(INFORMATION GIVEN):
** START **
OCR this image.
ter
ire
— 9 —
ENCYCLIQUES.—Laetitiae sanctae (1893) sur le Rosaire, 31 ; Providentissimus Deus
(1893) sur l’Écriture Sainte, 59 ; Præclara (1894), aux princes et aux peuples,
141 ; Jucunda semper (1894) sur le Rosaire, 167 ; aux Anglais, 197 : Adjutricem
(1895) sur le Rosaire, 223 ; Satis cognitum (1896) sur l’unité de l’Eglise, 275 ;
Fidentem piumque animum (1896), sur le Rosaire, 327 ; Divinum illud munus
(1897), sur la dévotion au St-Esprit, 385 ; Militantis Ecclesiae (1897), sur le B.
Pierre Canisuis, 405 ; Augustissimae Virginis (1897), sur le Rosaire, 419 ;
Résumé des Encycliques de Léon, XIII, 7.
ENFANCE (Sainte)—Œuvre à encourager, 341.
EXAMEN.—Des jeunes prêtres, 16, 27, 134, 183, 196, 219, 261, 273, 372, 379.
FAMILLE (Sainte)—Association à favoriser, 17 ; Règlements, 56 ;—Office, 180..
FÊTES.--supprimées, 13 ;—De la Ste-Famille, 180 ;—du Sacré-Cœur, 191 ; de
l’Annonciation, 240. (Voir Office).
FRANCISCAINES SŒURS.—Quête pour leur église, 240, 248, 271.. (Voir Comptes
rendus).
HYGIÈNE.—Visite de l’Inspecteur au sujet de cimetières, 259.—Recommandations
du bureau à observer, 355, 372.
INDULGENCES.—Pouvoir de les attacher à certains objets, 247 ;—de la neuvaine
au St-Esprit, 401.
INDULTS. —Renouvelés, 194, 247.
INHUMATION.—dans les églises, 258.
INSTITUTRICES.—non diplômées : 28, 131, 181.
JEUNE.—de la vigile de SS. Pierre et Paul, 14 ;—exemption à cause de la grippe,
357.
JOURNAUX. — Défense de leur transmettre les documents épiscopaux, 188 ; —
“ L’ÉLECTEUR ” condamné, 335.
** END **
(TASK BRIEF):
Transcribe each entry precisely, missing none.

(OUTPUT FOR THIS EXERCISE):
OCR this image.
ter
ire
— 9 —
ENCYCLIQUES.—Laetitiae sanctae (1893) sur le Rosaire, 31 ; Providentissimus Deus
(1893) sur l’Écriture Sainte, 59 ; Præclara (1894), aux princes et aux peuples,
141 ; Jucunda semper (1894) sur le Rosaire, 167 ; aux Anglais, 197 : Adjutricem
(1895) sur le Rosaire, 223 ; Satis cognitum (1896) sur l’unité de l’Eglise, 275 ;
Fidentem piumque animum (1896), sur le Rosaire, 327 ; Divinum illud munus
(1897), sur la dévotion au St-Esprit, 385 ; Militantis Ecclesiae (1897), sur le B.
Pierre Canisuis, 405 ; Augustissimae Virginis (1897), sur le Rosaire, 419 ;
Résumé des Encycliques de Léon, XIII, 7.
ENFANCE (Sainte)—Œuvre à encourager, 341.
EXAMEN.—Des jeunes prêtres, 16, 27, 134, 183, 196, 219, 261, 273, 372, 379.
FAMILLE (Sainte)—Association à favoriser, 17 ; Règlements, 56 ;—Office, 180..
FÊTES.--supprimées, 13 ;—De la Ste-Famille, 180 ;—du Sacré-Cœur, 191 ; de
l’Annonciation, 240. (Voir Office).
FRANCISCAINES SŒURS.—Quête pour leur église, 240, 248, 271.. (Voir Comptes
rendus).
HYGIÈNE.—Visite de l’Inspecteur au sujet de cimetières, 259.—Recommandations
du bureau à observer, 355, 372.
INDULGENCES.—Pouvoir de les attacher à certains objets, 247 ;—de la neuvaine
au St-Esprit, 401.
INDULTS. —Renouvelés, 194, 247.
INHUMATION.—dans les églises, 258.
INSTITUTRICES.—non diplômées : 28, 131, 181.
JEUNE.—de la vigile de SS. Pierre et Paul, 14 ;—exemption à cause de la grippe,
357.
JOURNAUX. — Défense de leur transmettre les documents épiscopaux, 188 ; —
“ L’ÉLECTEUR ” condamné, 335.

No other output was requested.